Below are some entries. Copy each line that holds the string "select".

(Raw data)

## Begin

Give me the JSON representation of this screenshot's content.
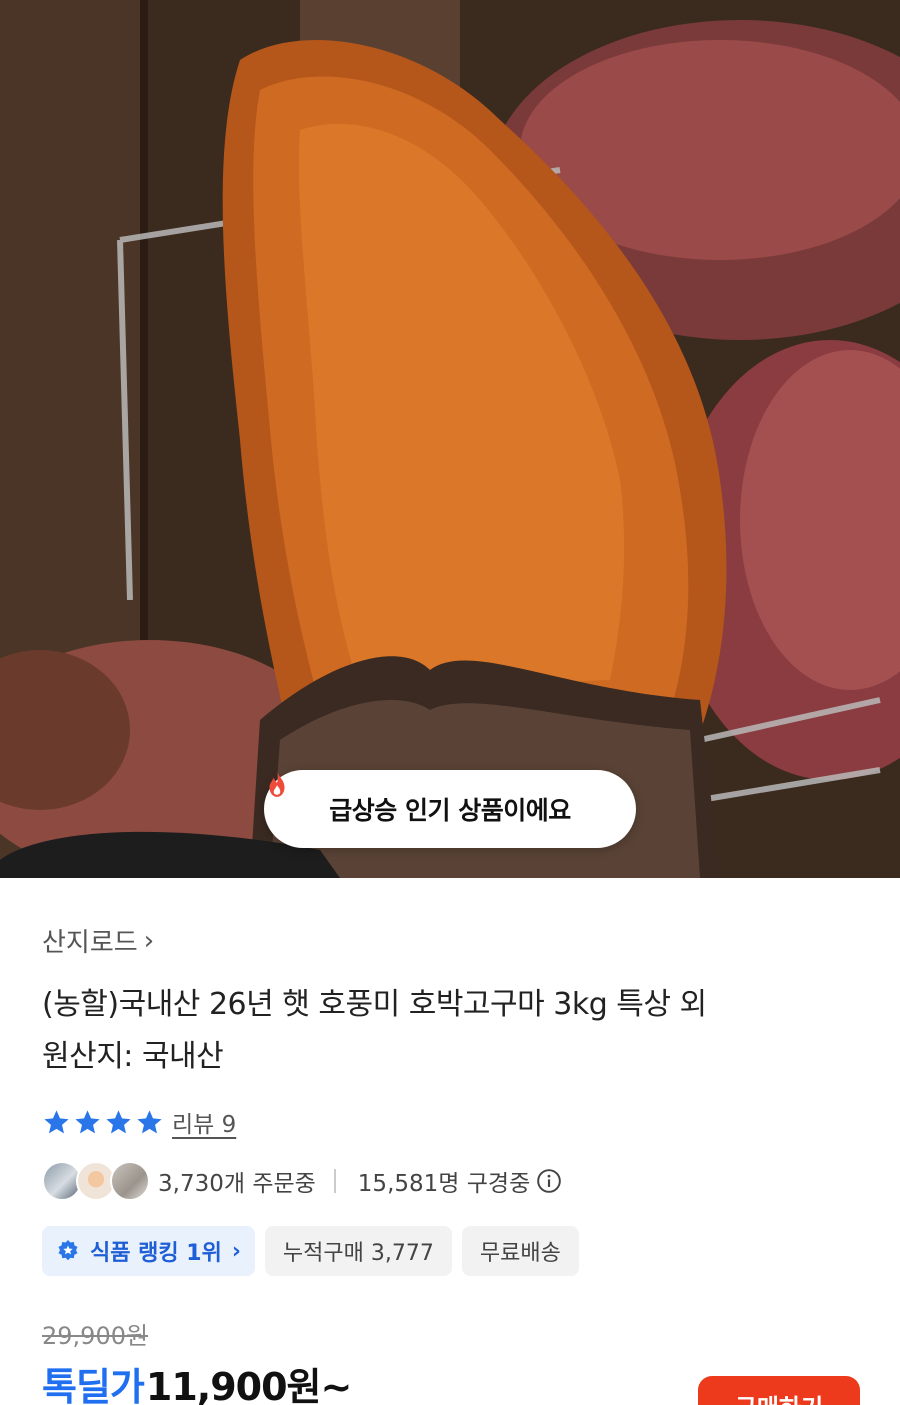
{
  "hero": {
    "badge_text": "급상승 인기 상품이에요",
    "badge_icon": "flame-icon"
  },
  "product": {
    "seller": "산지로드",
    "title": "(농할)국내산 26년 햇 호풍미 호박고구마 3kg 특상 외",
    "origin": "원산지: 국내산",
    "rating_stars": 4,
    "review_label": "리뷰 9",
    "orders": "3,730개 주문중",
    "viewers": "15,581명 구경중",
    "chips": {
      "rank": "식품 랭킹 1위",
      "cumulative": "누적구매 3,777",
      "shipping": "무료배송"
    },
    "original_price": "29,900원",
    "price_label": "톡딜가",
    "price": "11,900원~",
    "buy_label": "구매하기"
  },
  "colors": {
    "accent_blue": "#1f6ff0",
    "star_blue": "#2a76e8",
    "buy_red": "#ee3a1c"
  }
}
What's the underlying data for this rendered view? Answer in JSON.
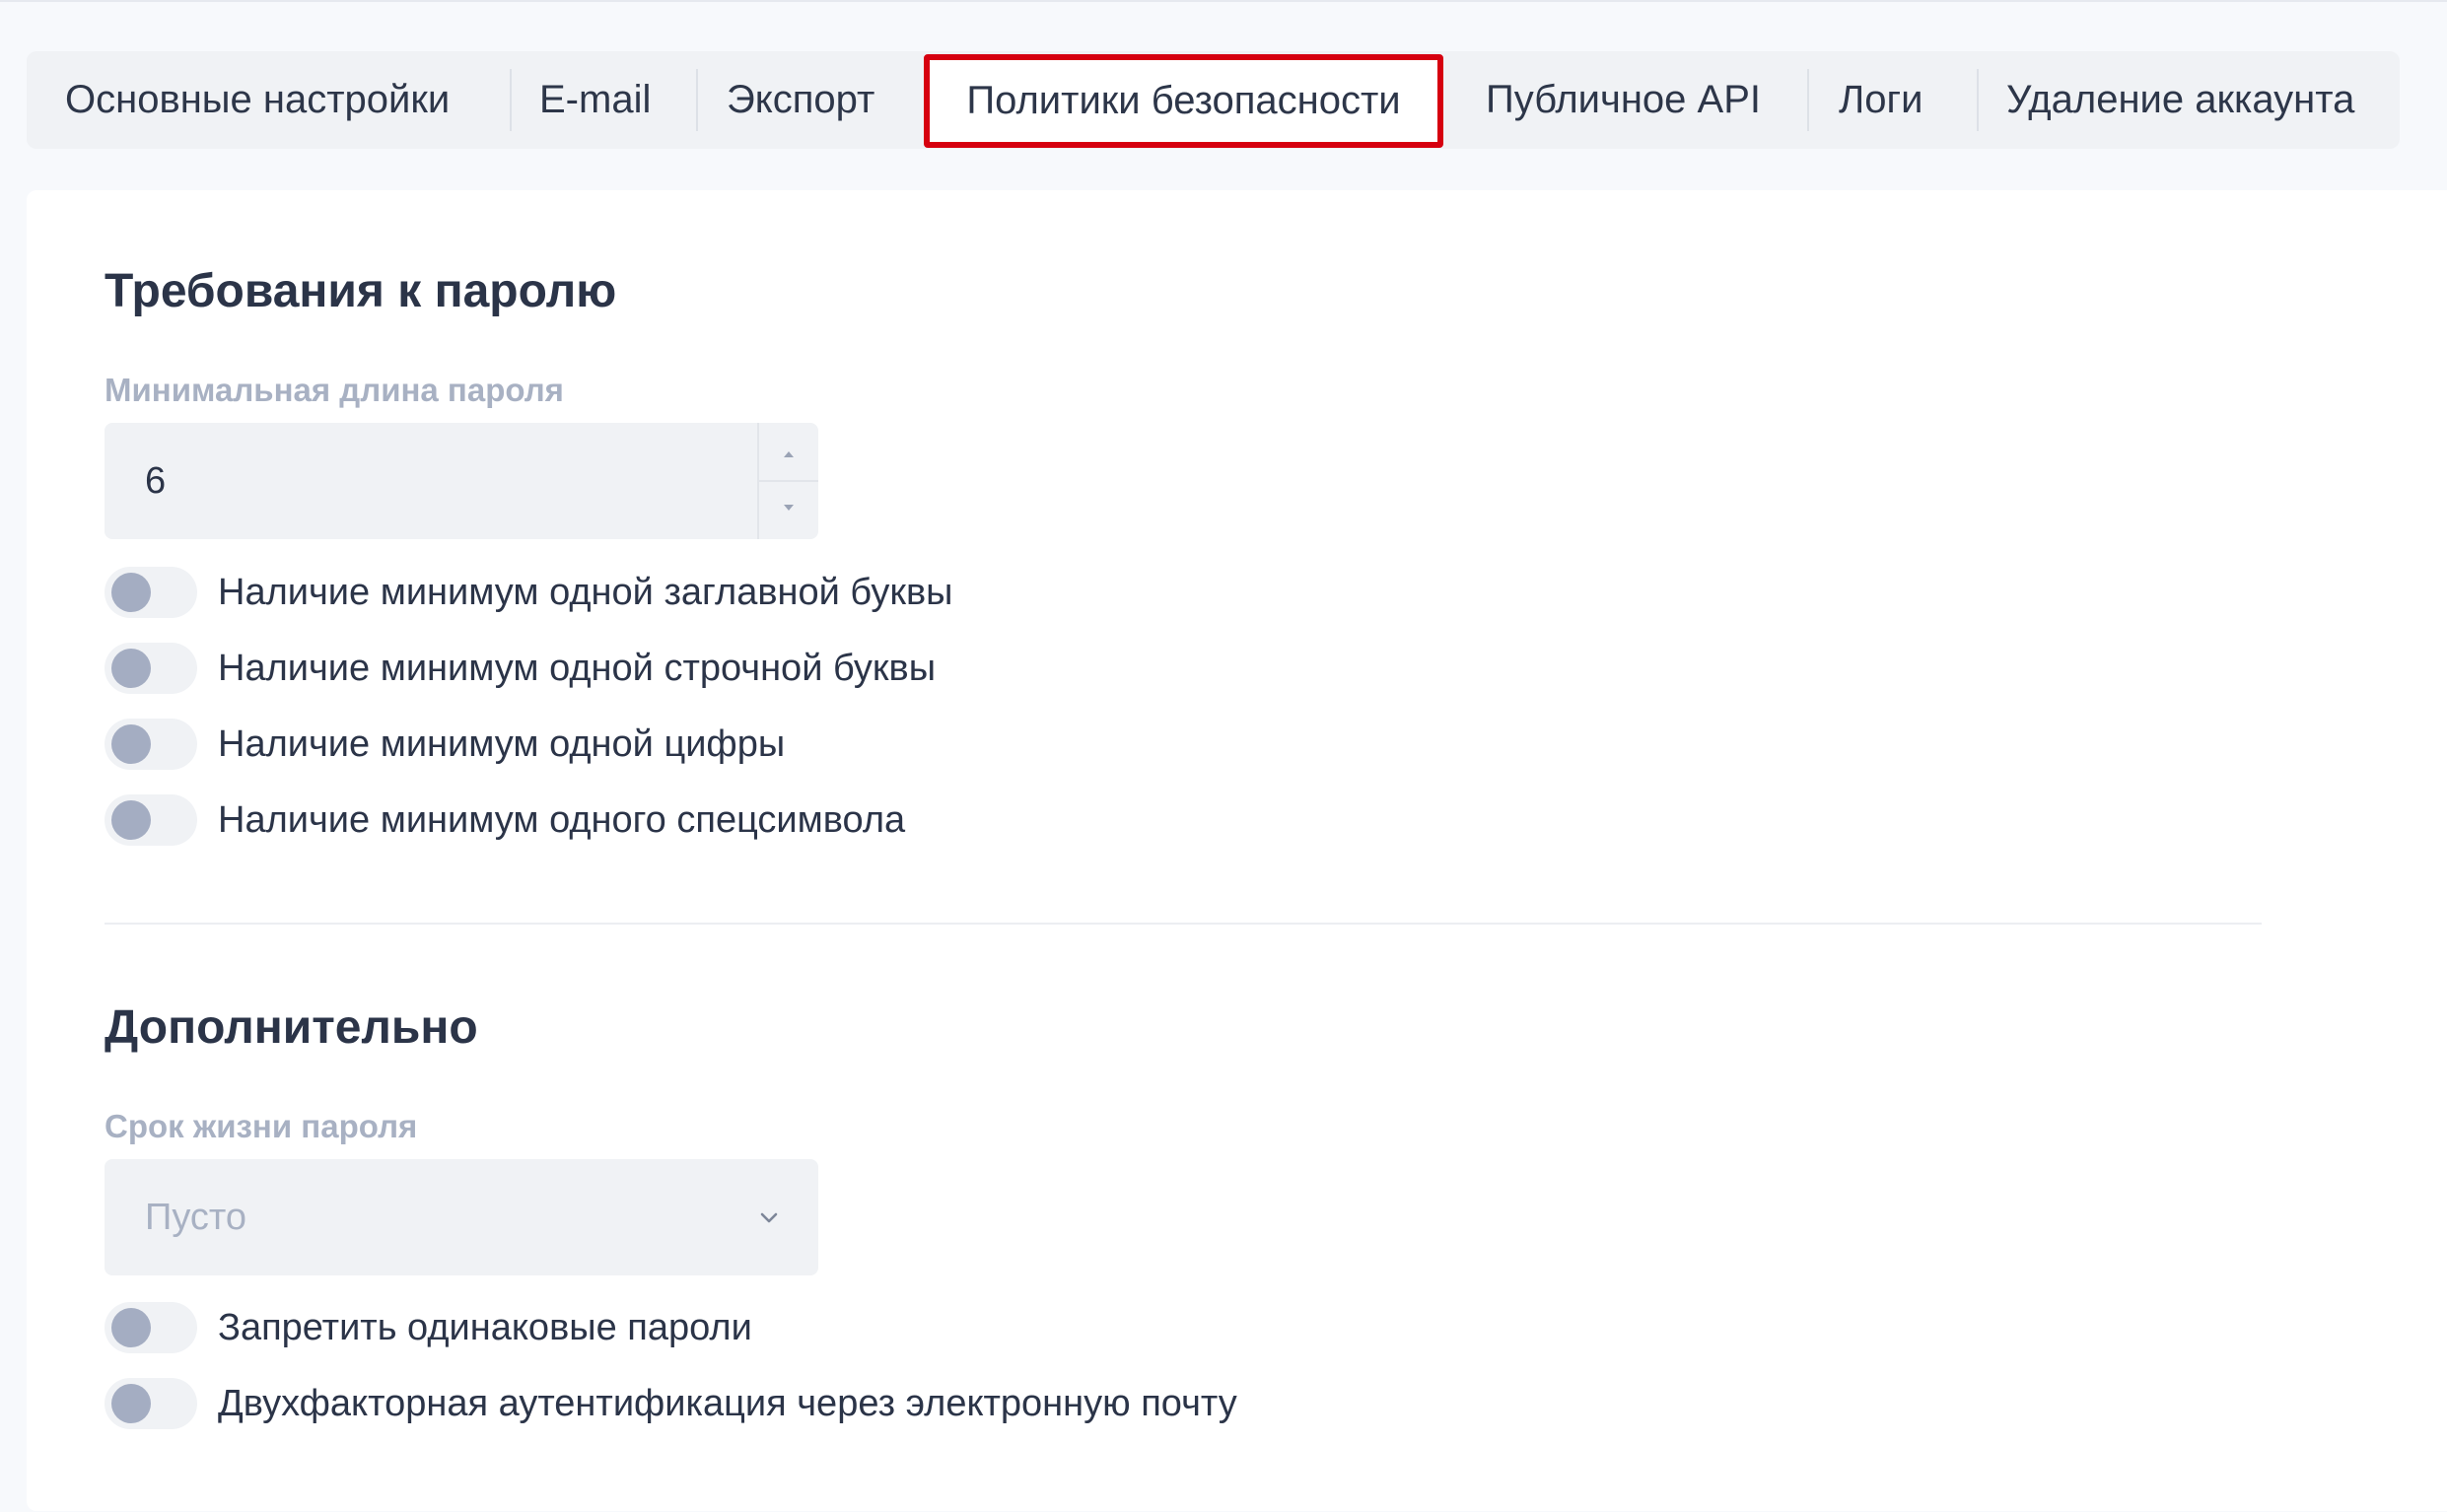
{
  "tabs": [
    {
      "label": "Основные настройки",
      "active": false
    },
    {
      "label": "E-mail",
      "active": false
    },
    {
      "label": "Экспорт",
      "active": false
    },
    {
      "label": "Политики безопасности",
      "active": true
    },
    {
      "label": "Публичное API",
      "active": false
    },
    {
      "label": "Логи",
      "active": false
    },
    {
      "label": "Удаление аккаунта",
      "active": false
    }
  ],
  "password_requirements": {
    "title": "Требования к паролю",
    "min_length_label": "Минимальная длина пароля",
    "min_length_value": "6",
    "toggles": [
      {
        "label": "Наличие минимум одной заглавной буквы",
        "on": false
      },
      {
        "label": "Наличие минимум одной строчной буквы",
        "on": false
      },
      {
        "label": "Наличие минимум одной цифры",
        "on": false
      },
      {
        "label": "Наличие минимум одного спецсимвола",
        "on": false
      }
    ]
  },
  "additional": {
    "title": "Дополнительно",
    "lifetime_label": "Срок жизни пароля",
    "lifetime_value": "Пусто",
    "toggles": [
      {
        "label": "Запретить одинаковые пароли",
        "on": false
      },
      {
        "label": "Двухфакторная аутентификация через электронную почту",
        "on": false
      }
    ]
  },
  "colors": {
    "highlight": "#d6000f",
    "toggle_off_knob": "#a4adc2",
    "label_muted": "#a8b1c3"
  }
}
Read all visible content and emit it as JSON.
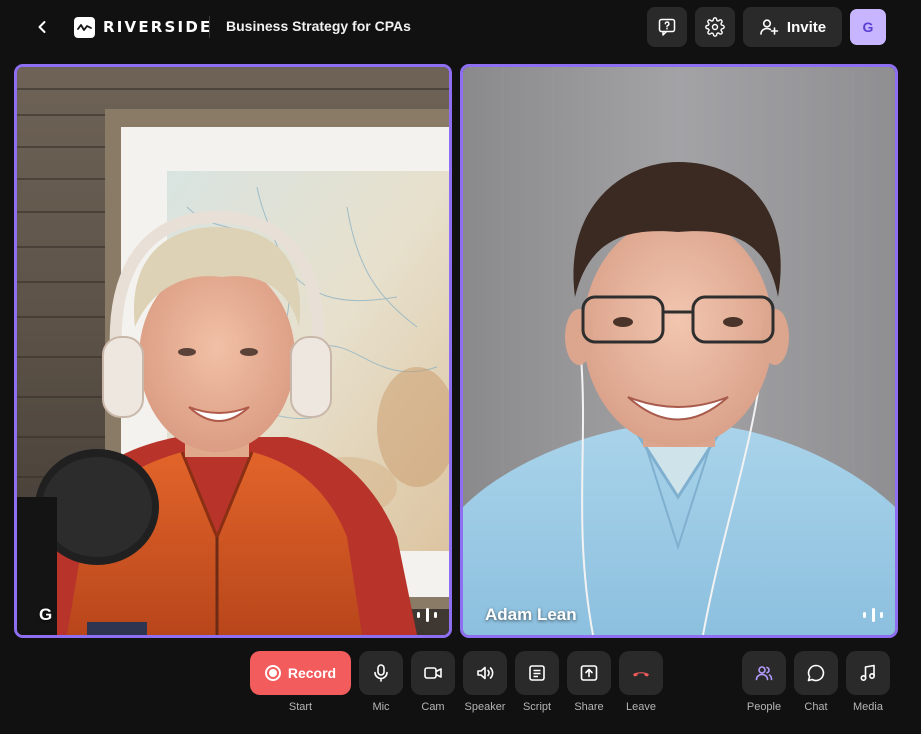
{
  "header": {
    "brand": "RIVERSIDE",
    "title": "Business Strategy for CPAs",
    "invite_label": "Invite",
    "avatar_initial": "G"
  },
  "tiles": [
    {
      "name": "G"
    },
    {
      "name": "Adam Lean"
    }
  ],
  "toolbar": {
    "record_label": "Record",
    "start_label": "Start",
    "mic_label": "Mic",
    "cam_label": "Cam",
    "speaker_label": "Speaker",
    "script_label": "Script",
    "share_label": "Share",
    "leave_label": "Leave",
    "people_label": "People",
    "chat_label": "Chat",
    "media_label": "Media"
  },
  "icons": {
    "back": "chevron-left-icon",
    "help": "help-chat-icon",
    "settings": "gear-icon",
    "invite": "add-user-icon",
    "mic": "mic-icon",
    "cam": "camera-icon",
    "speaker": "speaker-icon",
    "script": "script-icon",
    "share": "share-screen-icon",
    "leave": "hang-up-icon",
    "people": "people-icon",
    "chat": "chat-icon",
    "media": "music-icon"
  },
  "colors": {
    "background": "#111111",
    "accent": "#8e6ff2",
    "record": "#f25c5c",
    "leave": "#f25c5c",
    "avatar_bg": "#c8b5ff",
    "button_bg": "#2a2a2a"
  }
}
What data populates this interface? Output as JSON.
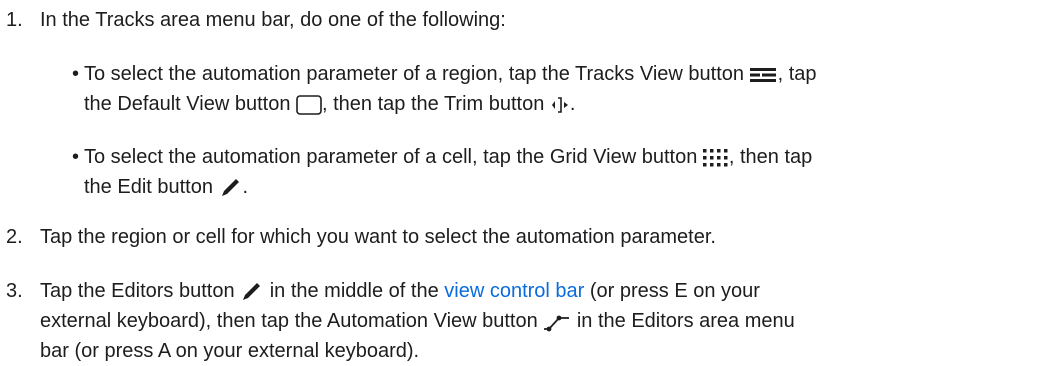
{
  "steps": [
    {
      "number": "1.",
      "text": "In the Tracks area menu bar, do one of the following:"
    },
    {
      "number": "2.",
      "text": "Tap the region or cell for which you want to select the automation parameter."
    },
    {
      "number": "3.",
      "p1": "Tap the Editors button",
      "p2": "in the middle of the",
      "link": "view control bar",
      "p3": "(or press E on your",
      "line2a": "external keyboard), then tap the Automation View button",
      "line2b": "in the Editors area menu",
      "line3": "bar (or press A on your external keyboard)."
    }
  ],
  "bullets": [
    {
      "a": "To select the automation parameter of a region, tap the Tracks View button",
      "b": ", tap",
      "c": "the Default View button",
      "d": ", then tap the Trim button",
      "e": "."
    },
    {
      "a": "To select the automation parameter of a cell, tap the Grid View button",
      "b": ", then tap",
      "c": "the Edit button",
      "d": "."
    }
  ],
  "icons": [
    "tracks-view-icon",
    "default-view-icon",
    "trim-icon",
    "grid-view-icon",
    "edit-icon",
    "editors-icon",
    "automation-view-icon"
  ],
  "colors": {
    "text": "#1d1d1f",
    "link": "#0a6cdc"
  }
}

## End

(Exercise solution)
      "text": "Tap the region or cell for which you want to select the automation parameter."
      "a": "To select the automation parameter of a region, tap the Tracks View button",
      "a": "To select the automation parameter of a cell, tap the Grid View button",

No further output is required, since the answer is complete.